• _A block of data_:
━━━━━━
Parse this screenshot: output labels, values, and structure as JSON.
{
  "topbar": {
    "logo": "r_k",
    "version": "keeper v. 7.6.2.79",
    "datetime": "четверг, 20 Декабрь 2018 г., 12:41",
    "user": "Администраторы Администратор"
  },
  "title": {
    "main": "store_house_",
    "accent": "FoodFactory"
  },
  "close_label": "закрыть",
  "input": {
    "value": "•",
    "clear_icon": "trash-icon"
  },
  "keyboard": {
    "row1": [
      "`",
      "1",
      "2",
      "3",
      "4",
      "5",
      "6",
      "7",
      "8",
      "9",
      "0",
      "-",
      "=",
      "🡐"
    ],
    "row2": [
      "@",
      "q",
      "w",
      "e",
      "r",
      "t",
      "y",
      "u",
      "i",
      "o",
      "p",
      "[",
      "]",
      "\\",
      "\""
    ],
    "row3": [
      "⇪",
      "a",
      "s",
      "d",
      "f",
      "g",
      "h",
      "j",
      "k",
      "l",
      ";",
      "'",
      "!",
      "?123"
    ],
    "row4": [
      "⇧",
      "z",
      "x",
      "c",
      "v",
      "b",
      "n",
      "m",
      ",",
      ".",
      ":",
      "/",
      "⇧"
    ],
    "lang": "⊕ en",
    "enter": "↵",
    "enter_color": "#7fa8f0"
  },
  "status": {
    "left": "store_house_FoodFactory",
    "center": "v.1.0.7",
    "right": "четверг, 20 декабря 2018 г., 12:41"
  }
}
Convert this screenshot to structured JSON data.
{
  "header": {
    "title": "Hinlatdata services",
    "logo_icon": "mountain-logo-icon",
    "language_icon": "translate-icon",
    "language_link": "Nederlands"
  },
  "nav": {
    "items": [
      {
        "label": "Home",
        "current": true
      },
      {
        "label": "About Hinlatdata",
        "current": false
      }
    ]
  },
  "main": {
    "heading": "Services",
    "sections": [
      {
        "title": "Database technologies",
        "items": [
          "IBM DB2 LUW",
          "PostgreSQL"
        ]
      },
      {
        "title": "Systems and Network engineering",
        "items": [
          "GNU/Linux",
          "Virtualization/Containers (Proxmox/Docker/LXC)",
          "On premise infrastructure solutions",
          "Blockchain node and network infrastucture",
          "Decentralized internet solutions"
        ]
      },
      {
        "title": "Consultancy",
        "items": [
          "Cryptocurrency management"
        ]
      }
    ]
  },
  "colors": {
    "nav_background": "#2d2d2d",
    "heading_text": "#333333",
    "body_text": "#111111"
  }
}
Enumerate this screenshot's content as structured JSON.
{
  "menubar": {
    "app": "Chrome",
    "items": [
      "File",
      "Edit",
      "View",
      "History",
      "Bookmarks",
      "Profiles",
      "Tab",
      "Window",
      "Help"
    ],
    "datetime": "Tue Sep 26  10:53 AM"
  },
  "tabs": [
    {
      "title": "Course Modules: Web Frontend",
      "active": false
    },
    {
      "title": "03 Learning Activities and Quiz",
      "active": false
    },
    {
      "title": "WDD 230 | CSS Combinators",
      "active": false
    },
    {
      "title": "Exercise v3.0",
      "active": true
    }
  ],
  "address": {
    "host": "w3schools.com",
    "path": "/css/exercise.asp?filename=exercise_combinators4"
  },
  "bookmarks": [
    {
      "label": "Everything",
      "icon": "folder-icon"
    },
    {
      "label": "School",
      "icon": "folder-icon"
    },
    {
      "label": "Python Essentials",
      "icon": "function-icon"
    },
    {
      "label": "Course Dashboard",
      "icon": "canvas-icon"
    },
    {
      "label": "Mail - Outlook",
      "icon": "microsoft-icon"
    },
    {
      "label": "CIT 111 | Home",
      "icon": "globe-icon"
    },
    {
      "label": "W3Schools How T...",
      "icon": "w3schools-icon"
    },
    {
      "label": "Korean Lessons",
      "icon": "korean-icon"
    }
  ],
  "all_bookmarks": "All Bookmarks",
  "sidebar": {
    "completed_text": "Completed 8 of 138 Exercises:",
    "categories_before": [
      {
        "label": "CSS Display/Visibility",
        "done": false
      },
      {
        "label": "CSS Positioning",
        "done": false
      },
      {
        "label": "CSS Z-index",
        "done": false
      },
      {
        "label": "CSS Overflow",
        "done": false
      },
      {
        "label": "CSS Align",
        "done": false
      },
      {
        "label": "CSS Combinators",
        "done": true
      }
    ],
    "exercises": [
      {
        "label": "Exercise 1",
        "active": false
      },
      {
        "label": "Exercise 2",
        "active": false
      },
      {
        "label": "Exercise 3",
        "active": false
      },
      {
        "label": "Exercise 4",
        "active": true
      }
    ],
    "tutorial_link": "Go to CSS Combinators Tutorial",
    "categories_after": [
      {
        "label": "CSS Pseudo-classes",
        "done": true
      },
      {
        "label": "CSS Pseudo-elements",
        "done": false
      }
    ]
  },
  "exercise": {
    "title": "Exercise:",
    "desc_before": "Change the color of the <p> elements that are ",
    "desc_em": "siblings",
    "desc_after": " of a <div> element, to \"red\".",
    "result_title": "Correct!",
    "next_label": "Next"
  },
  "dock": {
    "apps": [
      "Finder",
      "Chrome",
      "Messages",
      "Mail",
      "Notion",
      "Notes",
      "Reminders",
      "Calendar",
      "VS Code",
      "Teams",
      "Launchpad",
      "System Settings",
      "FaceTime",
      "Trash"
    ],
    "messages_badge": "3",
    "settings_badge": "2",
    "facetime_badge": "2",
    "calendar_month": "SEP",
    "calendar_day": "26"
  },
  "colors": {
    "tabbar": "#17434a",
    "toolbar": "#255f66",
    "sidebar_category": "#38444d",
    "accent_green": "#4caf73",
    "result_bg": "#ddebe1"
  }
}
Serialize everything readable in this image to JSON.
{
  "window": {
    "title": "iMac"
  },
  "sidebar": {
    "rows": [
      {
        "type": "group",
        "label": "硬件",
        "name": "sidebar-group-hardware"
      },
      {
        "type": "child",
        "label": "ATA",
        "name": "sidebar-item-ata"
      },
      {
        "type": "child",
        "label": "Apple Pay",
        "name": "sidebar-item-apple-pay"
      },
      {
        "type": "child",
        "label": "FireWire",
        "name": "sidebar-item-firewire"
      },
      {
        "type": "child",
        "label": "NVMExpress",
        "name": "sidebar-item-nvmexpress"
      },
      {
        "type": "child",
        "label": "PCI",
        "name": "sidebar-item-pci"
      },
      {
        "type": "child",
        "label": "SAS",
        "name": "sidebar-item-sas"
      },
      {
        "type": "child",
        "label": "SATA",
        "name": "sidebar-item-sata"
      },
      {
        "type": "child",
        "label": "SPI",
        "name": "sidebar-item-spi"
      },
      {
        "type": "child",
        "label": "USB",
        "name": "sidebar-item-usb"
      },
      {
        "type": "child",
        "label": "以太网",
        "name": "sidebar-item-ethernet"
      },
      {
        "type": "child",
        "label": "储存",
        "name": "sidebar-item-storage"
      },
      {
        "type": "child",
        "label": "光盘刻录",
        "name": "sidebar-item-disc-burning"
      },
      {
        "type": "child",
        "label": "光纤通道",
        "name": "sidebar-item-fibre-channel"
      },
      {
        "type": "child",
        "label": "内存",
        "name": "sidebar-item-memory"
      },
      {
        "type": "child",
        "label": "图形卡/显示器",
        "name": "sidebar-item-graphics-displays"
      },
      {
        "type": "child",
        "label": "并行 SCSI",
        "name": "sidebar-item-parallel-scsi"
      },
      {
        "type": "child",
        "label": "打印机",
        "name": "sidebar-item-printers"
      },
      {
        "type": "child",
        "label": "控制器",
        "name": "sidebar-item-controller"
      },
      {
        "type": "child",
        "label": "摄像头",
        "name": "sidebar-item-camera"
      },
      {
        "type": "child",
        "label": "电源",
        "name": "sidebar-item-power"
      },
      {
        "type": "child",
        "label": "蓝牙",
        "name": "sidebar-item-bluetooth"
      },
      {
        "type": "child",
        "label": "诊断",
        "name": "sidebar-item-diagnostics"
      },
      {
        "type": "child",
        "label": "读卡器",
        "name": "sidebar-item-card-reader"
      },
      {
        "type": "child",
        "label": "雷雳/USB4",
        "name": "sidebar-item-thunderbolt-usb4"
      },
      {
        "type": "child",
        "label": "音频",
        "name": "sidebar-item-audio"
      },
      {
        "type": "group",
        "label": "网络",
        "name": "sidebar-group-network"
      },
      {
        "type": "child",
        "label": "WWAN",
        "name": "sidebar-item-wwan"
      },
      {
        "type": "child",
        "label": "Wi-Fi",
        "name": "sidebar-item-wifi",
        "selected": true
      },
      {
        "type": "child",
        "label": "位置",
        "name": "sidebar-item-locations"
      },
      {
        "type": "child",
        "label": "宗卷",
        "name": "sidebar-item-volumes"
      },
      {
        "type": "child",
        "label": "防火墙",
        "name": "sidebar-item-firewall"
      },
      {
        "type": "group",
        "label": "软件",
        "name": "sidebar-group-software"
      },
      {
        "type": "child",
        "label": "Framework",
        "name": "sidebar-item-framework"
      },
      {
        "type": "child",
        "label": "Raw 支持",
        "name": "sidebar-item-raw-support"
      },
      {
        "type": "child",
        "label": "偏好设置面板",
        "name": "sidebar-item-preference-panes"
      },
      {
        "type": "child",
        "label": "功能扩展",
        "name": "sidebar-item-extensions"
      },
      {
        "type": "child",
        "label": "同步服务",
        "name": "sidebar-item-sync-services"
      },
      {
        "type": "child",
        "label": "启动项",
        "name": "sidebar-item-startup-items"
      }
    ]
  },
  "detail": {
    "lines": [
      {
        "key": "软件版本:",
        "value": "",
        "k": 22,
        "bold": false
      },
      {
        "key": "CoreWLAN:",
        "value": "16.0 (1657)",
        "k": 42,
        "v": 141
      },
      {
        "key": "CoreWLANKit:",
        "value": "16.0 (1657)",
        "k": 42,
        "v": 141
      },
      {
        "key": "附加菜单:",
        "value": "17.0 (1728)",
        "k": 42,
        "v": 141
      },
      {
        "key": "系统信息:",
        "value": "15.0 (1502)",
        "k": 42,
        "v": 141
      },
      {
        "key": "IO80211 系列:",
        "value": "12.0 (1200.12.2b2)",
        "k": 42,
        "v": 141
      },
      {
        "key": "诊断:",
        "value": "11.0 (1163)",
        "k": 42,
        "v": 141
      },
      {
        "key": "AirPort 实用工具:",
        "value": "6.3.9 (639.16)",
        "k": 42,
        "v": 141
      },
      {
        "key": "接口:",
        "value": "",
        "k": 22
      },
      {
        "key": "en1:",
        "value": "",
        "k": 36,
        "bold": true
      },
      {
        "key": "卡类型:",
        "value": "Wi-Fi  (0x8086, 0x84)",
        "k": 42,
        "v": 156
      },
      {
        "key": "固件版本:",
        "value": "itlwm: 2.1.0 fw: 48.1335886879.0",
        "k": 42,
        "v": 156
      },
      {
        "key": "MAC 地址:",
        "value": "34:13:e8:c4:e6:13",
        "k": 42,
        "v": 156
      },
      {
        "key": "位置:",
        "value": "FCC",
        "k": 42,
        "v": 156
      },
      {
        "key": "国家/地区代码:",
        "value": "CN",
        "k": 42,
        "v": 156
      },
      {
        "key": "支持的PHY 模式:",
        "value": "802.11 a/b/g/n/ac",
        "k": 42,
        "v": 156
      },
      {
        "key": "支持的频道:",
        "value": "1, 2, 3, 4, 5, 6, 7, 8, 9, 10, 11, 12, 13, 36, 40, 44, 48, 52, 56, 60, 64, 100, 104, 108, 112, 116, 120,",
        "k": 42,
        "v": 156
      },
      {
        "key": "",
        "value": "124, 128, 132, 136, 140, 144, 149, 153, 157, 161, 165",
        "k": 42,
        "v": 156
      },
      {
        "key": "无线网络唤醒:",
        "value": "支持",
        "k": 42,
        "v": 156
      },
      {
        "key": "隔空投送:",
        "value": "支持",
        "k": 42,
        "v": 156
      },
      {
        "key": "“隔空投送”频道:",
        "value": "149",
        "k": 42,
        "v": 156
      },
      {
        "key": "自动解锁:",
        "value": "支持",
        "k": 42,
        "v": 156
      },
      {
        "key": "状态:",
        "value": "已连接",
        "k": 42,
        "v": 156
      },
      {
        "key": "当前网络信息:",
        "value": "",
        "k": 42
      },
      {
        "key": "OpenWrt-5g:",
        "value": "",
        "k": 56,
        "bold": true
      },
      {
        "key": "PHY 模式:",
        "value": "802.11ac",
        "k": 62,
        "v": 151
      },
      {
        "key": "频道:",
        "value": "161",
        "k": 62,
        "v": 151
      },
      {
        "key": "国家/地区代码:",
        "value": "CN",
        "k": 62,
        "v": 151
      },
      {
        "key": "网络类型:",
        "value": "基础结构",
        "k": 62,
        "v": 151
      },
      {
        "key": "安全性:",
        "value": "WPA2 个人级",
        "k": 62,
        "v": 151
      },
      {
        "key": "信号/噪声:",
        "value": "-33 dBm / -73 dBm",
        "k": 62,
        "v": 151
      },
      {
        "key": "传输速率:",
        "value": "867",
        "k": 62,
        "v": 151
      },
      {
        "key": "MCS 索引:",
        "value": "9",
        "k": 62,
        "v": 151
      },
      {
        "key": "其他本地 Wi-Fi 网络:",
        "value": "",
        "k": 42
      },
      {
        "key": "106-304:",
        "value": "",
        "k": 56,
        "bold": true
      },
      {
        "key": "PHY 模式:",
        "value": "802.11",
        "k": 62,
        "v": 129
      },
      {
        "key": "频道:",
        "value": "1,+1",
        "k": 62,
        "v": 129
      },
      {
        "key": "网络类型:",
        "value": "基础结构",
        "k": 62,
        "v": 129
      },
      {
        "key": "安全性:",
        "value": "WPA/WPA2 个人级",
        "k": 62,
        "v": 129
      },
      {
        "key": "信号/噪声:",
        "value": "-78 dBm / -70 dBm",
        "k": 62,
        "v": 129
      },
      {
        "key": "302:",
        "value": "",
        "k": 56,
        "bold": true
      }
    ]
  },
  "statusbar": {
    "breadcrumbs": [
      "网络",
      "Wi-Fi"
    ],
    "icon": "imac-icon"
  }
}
━━━━━━
Copy the lines from the entries above in which the word "screenshot" appears.

Parse this screenshot: output labels, values, and structure as JSON.
Convert this screenshot to structured JSON data.
Enumerate this screenshot's content as structured JSON.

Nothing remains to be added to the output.